● **What the task asks**
Track down each line that has the word "bezoek" and copy it.

# Provided entries start

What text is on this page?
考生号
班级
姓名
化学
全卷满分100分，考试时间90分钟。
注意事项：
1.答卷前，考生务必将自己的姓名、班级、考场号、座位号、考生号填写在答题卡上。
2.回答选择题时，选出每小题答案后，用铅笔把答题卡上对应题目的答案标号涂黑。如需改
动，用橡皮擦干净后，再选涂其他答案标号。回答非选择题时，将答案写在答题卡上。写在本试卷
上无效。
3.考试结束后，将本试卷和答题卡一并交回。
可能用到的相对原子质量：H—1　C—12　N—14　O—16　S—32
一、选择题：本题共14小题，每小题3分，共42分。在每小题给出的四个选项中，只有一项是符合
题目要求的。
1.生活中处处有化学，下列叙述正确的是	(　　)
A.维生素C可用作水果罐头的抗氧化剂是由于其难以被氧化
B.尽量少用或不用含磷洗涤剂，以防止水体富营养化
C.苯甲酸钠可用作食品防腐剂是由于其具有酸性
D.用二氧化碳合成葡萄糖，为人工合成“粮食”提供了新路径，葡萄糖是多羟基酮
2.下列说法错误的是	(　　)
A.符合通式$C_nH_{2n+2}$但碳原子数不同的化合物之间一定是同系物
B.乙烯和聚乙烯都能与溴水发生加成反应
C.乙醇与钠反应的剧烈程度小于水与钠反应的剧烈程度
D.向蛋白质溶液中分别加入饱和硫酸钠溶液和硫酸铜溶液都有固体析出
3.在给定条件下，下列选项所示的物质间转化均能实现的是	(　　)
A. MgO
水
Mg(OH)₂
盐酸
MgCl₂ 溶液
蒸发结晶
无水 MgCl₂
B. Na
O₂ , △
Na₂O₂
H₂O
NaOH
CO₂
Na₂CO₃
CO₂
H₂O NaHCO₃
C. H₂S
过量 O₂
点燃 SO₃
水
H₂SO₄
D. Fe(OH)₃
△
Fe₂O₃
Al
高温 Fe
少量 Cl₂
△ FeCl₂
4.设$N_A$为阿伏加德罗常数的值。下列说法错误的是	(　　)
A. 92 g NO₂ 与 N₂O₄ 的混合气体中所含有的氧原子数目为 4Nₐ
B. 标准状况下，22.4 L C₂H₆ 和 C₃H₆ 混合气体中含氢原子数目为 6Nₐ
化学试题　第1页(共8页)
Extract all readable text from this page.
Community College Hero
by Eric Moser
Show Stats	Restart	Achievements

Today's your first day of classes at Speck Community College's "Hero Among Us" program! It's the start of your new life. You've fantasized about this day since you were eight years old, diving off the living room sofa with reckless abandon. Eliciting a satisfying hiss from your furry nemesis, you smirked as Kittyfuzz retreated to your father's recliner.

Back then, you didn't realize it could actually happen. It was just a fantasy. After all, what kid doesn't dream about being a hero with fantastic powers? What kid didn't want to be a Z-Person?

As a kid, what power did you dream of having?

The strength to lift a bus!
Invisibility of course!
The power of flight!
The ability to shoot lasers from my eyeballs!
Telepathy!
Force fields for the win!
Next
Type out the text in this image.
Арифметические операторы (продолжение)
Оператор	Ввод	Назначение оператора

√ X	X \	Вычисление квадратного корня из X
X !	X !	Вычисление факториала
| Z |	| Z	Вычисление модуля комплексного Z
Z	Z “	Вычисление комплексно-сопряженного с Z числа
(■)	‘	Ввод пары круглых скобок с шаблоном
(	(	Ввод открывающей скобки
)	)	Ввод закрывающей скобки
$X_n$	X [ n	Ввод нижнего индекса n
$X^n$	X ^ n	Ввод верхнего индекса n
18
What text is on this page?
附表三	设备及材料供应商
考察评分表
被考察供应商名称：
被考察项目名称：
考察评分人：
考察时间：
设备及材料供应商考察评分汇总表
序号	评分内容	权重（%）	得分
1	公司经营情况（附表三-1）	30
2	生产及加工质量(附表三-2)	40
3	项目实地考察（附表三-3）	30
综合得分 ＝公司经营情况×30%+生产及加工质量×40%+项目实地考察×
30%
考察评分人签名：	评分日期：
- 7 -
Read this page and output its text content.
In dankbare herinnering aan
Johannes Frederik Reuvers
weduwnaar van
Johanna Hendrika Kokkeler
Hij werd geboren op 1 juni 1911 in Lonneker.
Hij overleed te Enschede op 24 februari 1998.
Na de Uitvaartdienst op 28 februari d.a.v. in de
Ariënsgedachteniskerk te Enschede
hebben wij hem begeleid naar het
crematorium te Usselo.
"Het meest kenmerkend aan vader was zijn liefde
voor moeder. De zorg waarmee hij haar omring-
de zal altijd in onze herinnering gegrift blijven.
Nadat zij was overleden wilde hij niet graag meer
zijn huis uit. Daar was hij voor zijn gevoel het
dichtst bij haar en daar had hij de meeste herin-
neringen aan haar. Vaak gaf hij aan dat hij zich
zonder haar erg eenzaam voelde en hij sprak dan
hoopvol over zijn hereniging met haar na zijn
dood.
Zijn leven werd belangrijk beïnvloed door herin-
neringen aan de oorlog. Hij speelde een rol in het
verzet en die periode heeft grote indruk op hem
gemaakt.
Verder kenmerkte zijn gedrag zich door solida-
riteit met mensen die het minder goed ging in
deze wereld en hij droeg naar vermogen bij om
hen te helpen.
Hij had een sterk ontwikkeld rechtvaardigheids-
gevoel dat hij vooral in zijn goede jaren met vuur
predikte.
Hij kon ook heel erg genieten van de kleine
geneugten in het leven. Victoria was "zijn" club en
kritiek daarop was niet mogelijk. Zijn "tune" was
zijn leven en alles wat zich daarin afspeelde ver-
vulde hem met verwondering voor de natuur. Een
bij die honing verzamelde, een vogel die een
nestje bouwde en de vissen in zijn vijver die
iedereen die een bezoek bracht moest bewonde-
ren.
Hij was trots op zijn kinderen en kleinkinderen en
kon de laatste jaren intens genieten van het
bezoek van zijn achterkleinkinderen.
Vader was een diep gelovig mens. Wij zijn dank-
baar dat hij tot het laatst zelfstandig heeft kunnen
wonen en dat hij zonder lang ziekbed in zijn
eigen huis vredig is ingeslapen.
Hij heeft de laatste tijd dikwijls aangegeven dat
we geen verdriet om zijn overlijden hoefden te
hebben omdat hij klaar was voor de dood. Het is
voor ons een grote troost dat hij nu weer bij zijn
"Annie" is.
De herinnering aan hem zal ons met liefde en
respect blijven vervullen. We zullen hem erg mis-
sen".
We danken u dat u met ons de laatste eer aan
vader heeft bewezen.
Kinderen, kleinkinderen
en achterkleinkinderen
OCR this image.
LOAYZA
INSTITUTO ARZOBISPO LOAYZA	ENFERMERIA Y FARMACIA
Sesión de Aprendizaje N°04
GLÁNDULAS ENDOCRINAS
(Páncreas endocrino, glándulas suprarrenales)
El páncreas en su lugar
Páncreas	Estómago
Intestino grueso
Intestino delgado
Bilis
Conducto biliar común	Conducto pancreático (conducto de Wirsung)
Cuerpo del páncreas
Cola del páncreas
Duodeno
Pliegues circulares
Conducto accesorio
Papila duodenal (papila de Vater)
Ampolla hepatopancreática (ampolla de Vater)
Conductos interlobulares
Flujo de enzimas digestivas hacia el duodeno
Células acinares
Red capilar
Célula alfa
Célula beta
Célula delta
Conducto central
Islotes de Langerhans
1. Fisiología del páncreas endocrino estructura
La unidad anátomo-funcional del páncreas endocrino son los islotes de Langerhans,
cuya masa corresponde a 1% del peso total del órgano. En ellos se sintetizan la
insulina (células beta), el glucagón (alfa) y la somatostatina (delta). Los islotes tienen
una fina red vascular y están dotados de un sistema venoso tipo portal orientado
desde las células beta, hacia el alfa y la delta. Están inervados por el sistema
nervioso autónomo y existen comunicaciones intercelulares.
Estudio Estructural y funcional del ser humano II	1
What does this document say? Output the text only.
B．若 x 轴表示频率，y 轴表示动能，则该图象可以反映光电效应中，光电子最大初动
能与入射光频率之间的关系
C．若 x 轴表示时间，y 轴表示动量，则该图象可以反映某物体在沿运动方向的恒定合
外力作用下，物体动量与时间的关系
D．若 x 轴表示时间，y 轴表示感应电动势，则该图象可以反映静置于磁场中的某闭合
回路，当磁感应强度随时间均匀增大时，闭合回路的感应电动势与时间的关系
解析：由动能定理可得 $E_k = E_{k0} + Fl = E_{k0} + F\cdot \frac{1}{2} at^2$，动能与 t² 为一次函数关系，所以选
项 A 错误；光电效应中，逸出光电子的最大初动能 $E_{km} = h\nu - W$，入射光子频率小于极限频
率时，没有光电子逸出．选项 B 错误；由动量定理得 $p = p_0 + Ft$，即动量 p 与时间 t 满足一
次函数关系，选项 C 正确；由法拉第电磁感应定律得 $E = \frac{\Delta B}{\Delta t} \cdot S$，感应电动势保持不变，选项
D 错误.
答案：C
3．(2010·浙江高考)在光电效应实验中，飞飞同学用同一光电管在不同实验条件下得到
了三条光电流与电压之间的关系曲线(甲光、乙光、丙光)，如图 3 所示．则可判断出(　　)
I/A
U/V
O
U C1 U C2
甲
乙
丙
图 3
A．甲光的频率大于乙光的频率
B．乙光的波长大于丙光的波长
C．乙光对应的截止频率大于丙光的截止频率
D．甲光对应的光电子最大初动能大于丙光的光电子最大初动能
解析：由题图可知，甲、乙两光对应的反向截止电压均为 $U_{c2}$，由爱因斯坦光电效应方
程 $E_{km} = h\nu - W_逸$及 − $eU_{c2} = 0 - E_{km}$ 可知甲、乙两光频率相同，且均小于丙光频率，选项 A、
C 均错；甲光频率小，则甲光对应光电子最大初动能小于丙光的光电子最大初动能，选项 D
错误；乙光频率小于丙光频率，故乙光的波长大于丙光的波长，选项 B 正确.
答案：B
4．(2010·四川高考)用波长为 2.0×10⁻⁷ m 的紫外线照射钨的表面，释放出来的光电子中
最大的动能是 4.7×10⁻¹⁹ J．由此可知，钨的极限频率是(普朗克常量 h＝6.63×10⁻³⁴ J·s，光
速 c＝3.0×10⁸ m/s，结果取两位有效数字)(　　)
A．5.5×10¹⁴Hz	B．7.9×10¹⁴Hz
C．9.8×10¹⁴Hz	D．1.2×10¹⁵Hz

# Provided entries end

● **Exercise response**
iedereen die een bezoek bracht moest bewonde-
bezoek van zijn achterkleinkinderen.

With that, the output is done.